-- start --

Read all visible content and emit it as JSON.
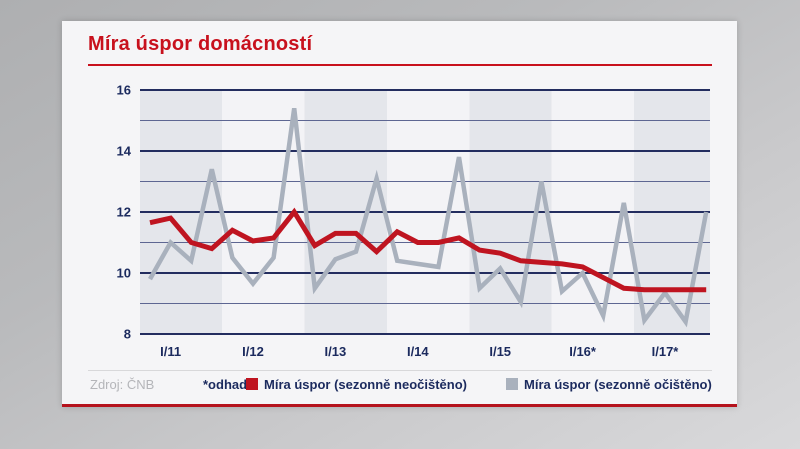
{
  "header": {
    "title": "Míra úspor domácností"
  },
  "footer": {
    "source": "Zdroj: ČNB",
    "estimate_note": "*odhad",
    "legend": [
      {
        "label": "Míra úspor (sezonně neočištěno)",
        "color": "#bf1420"
      },
      {
        "label": "Míra úspor (sezonně očištěno)",
        "color": "#a9b1bd"
      }
    ]
  },
  "colors": {
    "title_red": "#c8111d",
    "bottom_bar_red": "#b5131d",
    "series_red": "#bf1420",
    "series_gray": "#a9b1bd",
    "grid_major": "#232d5f",
    "grid_minor": "#5d6692",
    "band_dark": "#e4e6eb",
    "band_light": "#f3f3f6",
    "axis_text": "#1b2a5e",
    "card_bg": "#f5f5f7"
  },
  "chart_data": {
    "type": "line",
    "title": "Míra úspor domácností",
    "xlabel": "",
    "ylabel": "",
    "ylim": [
      8,
      16
    ],
    "y_major_ticks": [
      8,
      10,
      12,
      14,
      16
    ],
    "y_minor_gridlines": [
      9,
      11,
      13,
      15
    ],
    "grid": "horizontal",
    "legend_position": "bottom",
    "background_bands": "alternating vertical year bands, 4 quarters per band, starting dark",
    "x": [
      "IV/10",
      "I/11",
      "II/11",
      "III/11",
      "IV/11",
      "I/12",
      "II/12",
      "III/12",
      "IV/12",
      "I/13",
      "II/13",
      "III/13",
      "IV/13",
      "I/14",
      "II/14",
      "III/14",
      "IV/14",
      "I/15",
      "II/15",
      "III/15",
      "IV/15",
      "I/16",
      "II/16",
      "III/16",
      "IV/16",
      "I/17",
      "II/17",
      "III/17"
    ],
    "x_axis_labels": [
      {
        "index": 1,
        "label": "I/11"
      },
      {
        "index": 5,
        "label": "I/12"
      },
      {
        "index": 9,
        "label": "I/13"
      },
      {
        "index": 13,
        "label": "I/14"
      },
      {
        "index": 17,
        "label": "I/15"
      },
      {
        "index": 21,
        "label": "I/16*"
      },
      {
        "index": 25,
        "label": "I/17*"
      }
    ],
    "series": [
      {
        "name": "Míra úspor (sezonně neočištěno)",
        "color": "#bf1420",
        "stroke_width": 5,
        "values": [
          11.65,
          11.8,
          11.0,
          10.8,
          11.4,
          11.05,
          11.15,
          12.0,
          10.9,
          11.3,
          11.3,
          10.7,
          11.35,
          11.0,
          11.0,
          11.15,
          10.75,
          10.65,
          10.4,
          10.35,
          10.3,
          10.2,
          9.85,
          9.5,
          9.45,
          9.45,
          9.45,
          9.45
        ]
      },
      {
        "name": "Míra úspor (sezonně očištěno)",
        "color": "#a9b1bd",
        "stroke_width": 4.5,
        "values": [
          9.8,
          11.0,
          10.4,
          13.4,
          10.5,
          9.65,
          10.5,
          15.4,
          9.5,
          10.45,
          10.7,
          13.1,
          10.4,
          10.3,
          10.2,
          13.8,
          9.5,
          10.15,
          9.05,
          13.0,
          9.4,
          10.0,
          8.6,
          12.3,
          8.45,
          9.35,
          8.4,
          12.0
        ]
      }
    ]
  }
}
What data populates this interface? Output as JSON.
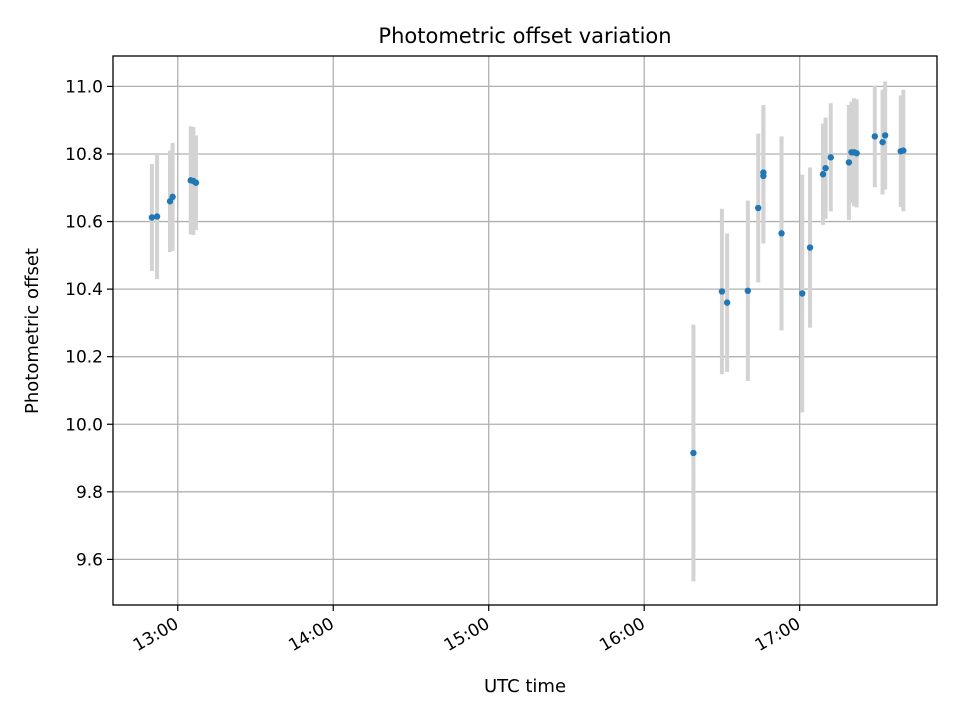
{
  "chart_data": {
    "type": "scatter",
    "title": "Photometric offset variation",
    "xlabel": "UTC time",
    "ylabel": "Photometric offset",
    "x_ticks": [
      "13:00",
      "14:00",
      "15:00",
      "16:00",
      "17:00"
    ],
    "y_ticks": [
      "9.6",
      "9.8",
      "10.0",
      "10.2",
      "10.4",
      "10.6",
      "10.8",
      "11.0"
    ],
    "xlim": [
      "12:35",
      "17:53"
    ],
    "ylim": [
      9.465,
      11.09
    ],
    "grid": true,
    "point_color": "#1f77b4",
    "errorbar_color": "#d3d3d3",
    "points": [
      {
        "x": "12:50",
        "y": 10.612,
        "err": 0.158
      },
      {
        "x": "12:52",
        "y": 10.615,
        "err": 0.185
      },
      {
        "x": "12:57",
        "y": 10.66,
        "err": 0.15
      },
      {
        "x": "12:58",
        "y": 10.673,
        "err": 0.16
      },
      {
        "x": "13:05",
        "y": 10.722,
        "err": 0.16
      },
      {
        "x": "13:06",
        "y": 10.72,
        "err": 0.16
      },
      {
        "x": "13:07",
        "y": 10.715,
        "err": 0.14
      },
      {
        "x": "16:19",
        "y": 9.915,
        "err": 0.38
      },
      {
        "x": "16:30",
        "y": 10.393,
        "err": 0.245
      },
      {
        "x": "16:32",
        "y": 10.36,
        "err": 0.205
      },
      {
        "x": "16:40",
        "y": 10.395,
        "err": 0.267
      },
      {
        "x": "16:44",
        "y": 10.64,
        "err": 0.22
      },
      {
        "x": "16:46",
        "y": 10.735,
        "err": 0.2
      },
      {
        "x": "16:46",
        "y": 10.745,
        "err": 0.2
      },
      {
        "x": "16:53",
        "y": 10.565,
        "err": 0.287
      },
      {
        "x": "17:01",
        "y": 10.387,
        "err": 0.352
      },
      {
        "x": "17:04",
        "y": 10.523,
        "err": 0.237
      },
      {
        "x": "17:09",
        "y": 10.74,
        "err": 0.15
      },
      {
        "x": "17:10",
        "y": 10.758,
        "err": 0.15
      },
      {
        "x": "17:12",
        "y": 10.79,
        "err": 0.16
      },
      {
        "x": "17:19",
        "y": 10.775,
        "err": 0.17
      },
      {
        "x": "17:20",
        "y": 10.805,
        "err": 0.15
      },
      {
        "x": "17:21",
        "y": 10.805,
        "err": 0.16
      },
      {
        "x": "17:22",
        "y": 10.802,
        "err": 0.16
      },
      {
        "x": "17:29",
        "y": 10.852,
        "err": 0.15
      },
      {
        "x": "17:32",
        "y": 10.835,
        "err": 0.155
      },
      {
        "x": "17:33",
        "y": 10.855,
        "err": 0.16
      },
      {
        "x": "17:39",
        "y": 10.808,
        "err": 0.165
      },
      {
        "x": "17:40",
        "y": 10.81,
        "err": 0.18
      }
    ]
  }
}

-- end --

--- Exercise description ---
In the entries above, count each line that holds "offset". Give the total and nothing else.

--- Reply ---
2